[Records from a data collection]
↓
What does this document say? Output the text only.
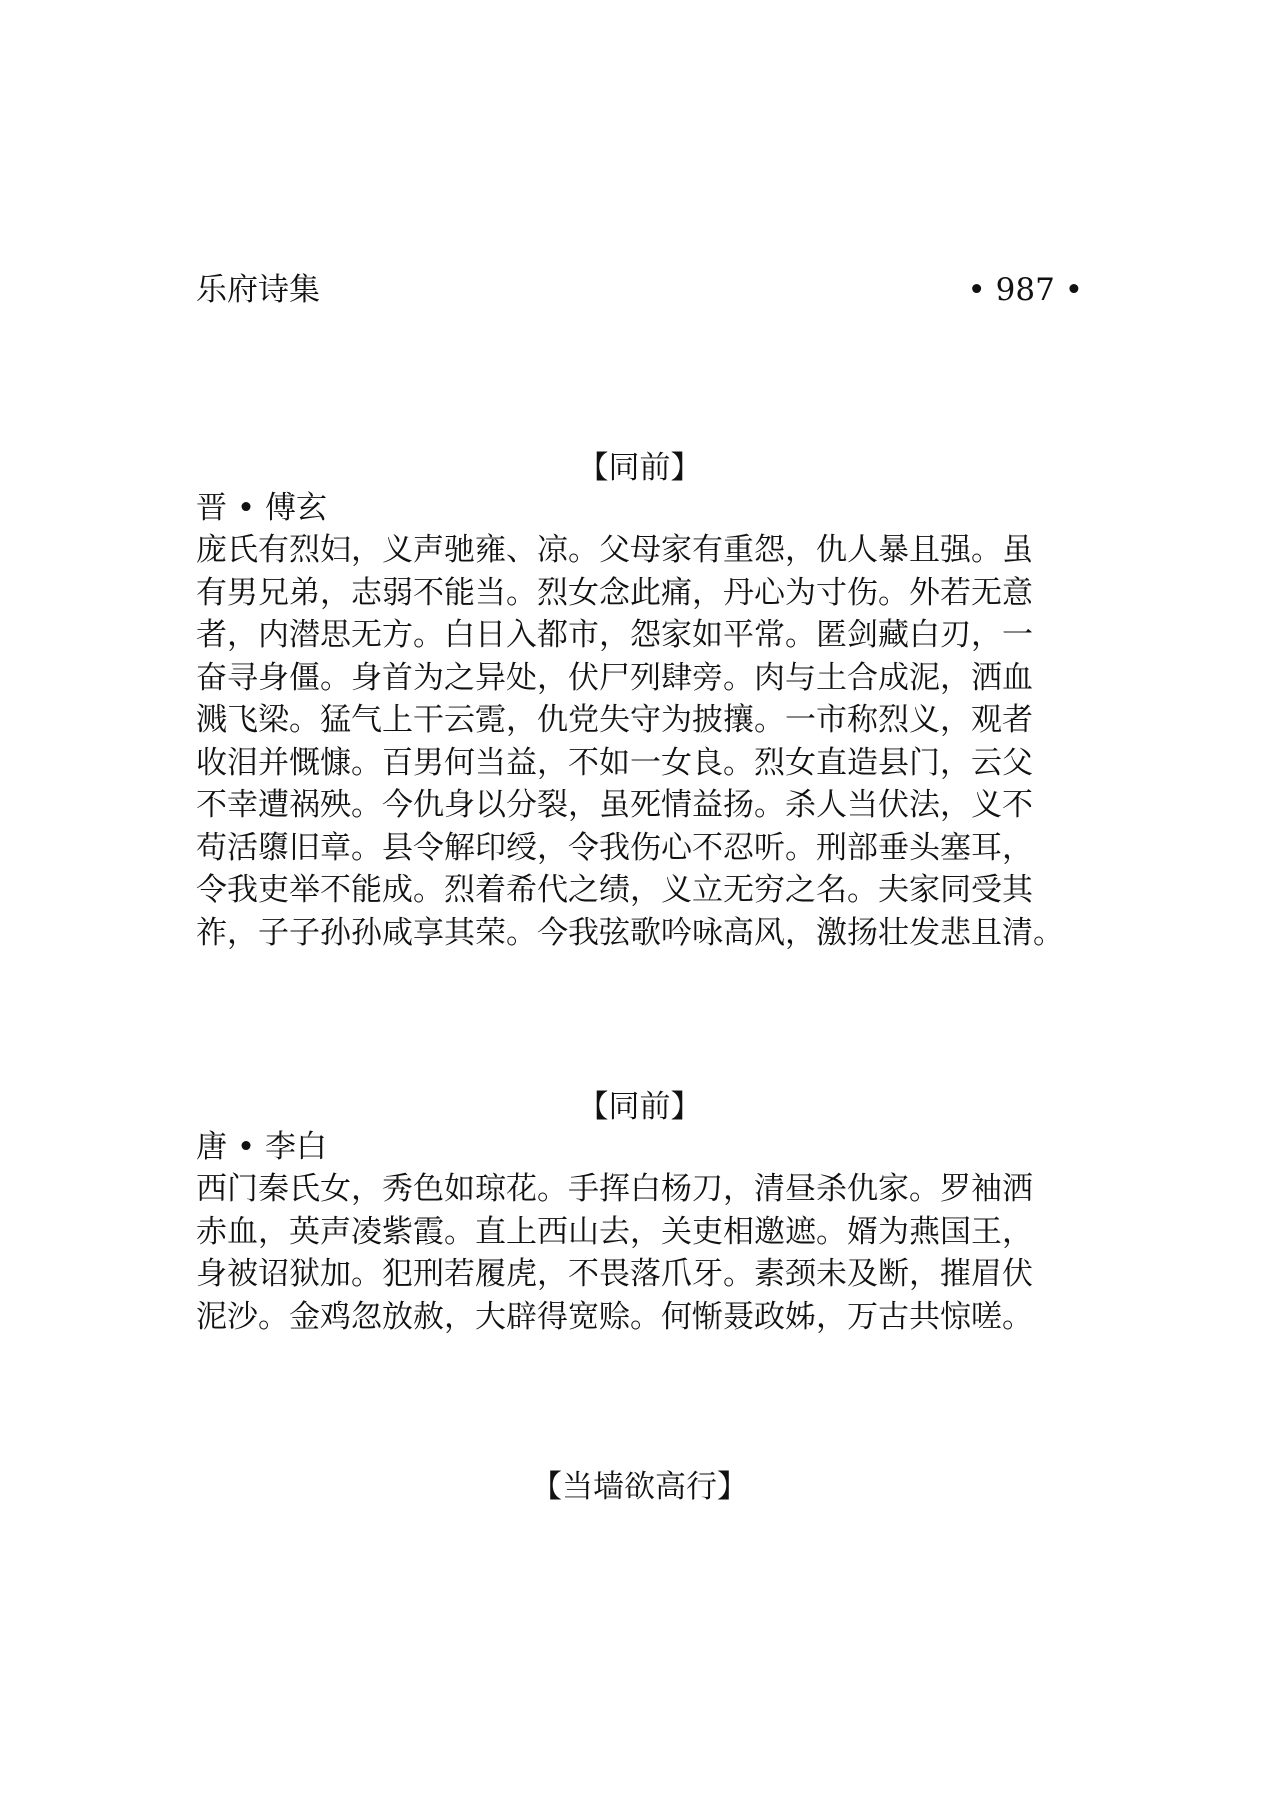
乐府诗集	• 987 •
【同前】
晋 • 傅玄
庞氏有烈妇，义声驰雍、凉。父母家有重怨，仇人暴且强。虽
有男兄弟，志弱不能当。烈女念此痛，丹心为寸伤。外若无意
者，内潜思无方。白日入都市，怨家如平常。匿剑藏白刃，一
奋寻身僵。身首为之异处，伏尸列肆旁。肉与土合成泥，洒血
溅飞梁。猛气上干云霓，仇党失守为披攘。一市称烈义，观者
收泪并慨慷。百男何当益，不如一女良。烈女直造县门，云父
不幸遭祸殃。今仇身以分裂，虽死情益扬。杀人当伏法，义不
苟活隳旧章。县令解印绶，令我伤心不忍听。刑部垂头塞耳，
令我吏举不能成。烈着希代之绩，义立无穷之名。夫家同受其
祚，子子孙孙咸享其荣。今我弦歌吟咏高风，激扬壮发悲且清。
【同前】
唐 • 李白
西门秦氏女，秀色如琼花。手挥白杨刀，清昼杀仇家。罗袖洒
赤血，英声凌紫霞。直上西山去，关吏相邀遮。婿为燕国王，
身被诏狱加。犯刑若履虎，不畏落爪牙。素颈未及断，摧眉伏
泥沙。金鸡忽放赦，大辟得宽赊。何惭聂政姊，万古共惊嗟。
【当墙欲高行】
↑
Every record is to be reproduced exactly, with no pictures included.

What does this document say? Output the text only.
乐府诗集	• 987 •
【同前】
晋 • 傅玄
庞氏有烈妇，义声驰雍、凉。父母家有重怨，仇人暴且强。虽
有男兄弟，志弱不能当。烈女念此痛，丹心为寸伤。外若无意
者，内潜思无方。白日入都市，怨家如平常。匿剑藏白刃，一
奋寻身僵。身首为之异处，伏尸列肆旁。肉与土合成泥，洒血
溅飞梁。猛气上干云霓，仇党失守为披攘。一市称烈义，观者
收泪并慨慷。百男何当益，不如一女良。烈女直造县门，云父
不幸遭祸殃。今仇身以分裂，虽死情益扬。杀人当伏法，义不
苟活隳旧章。县令解印绶，令我伤心不忍听。刑部垂头塞耳，
令我吏举不能成。烈着希代之绩，义立无穷之名。夫家同受其
祚，子子孙孙咸享其荣。今我弦歌吟咏高风，激扬壮发悲且清。
【同前】
唐 • 李白
西门秦氏女，秀色如琼花。手挥白杨刀，清昼杀仇家。罗袖洒
赤血，英声凌紫霞。直上西山去，关吏相邀遮。婿为燕国王，
身被诏狱加。犯刑若履虎，不畏落爪牙。素颈未及断，摧眉伏
泥沙。金鸡忽放赦，大辟得宽赊。何惭聂政姊，万古共惊嗟。
【当墙欲高行】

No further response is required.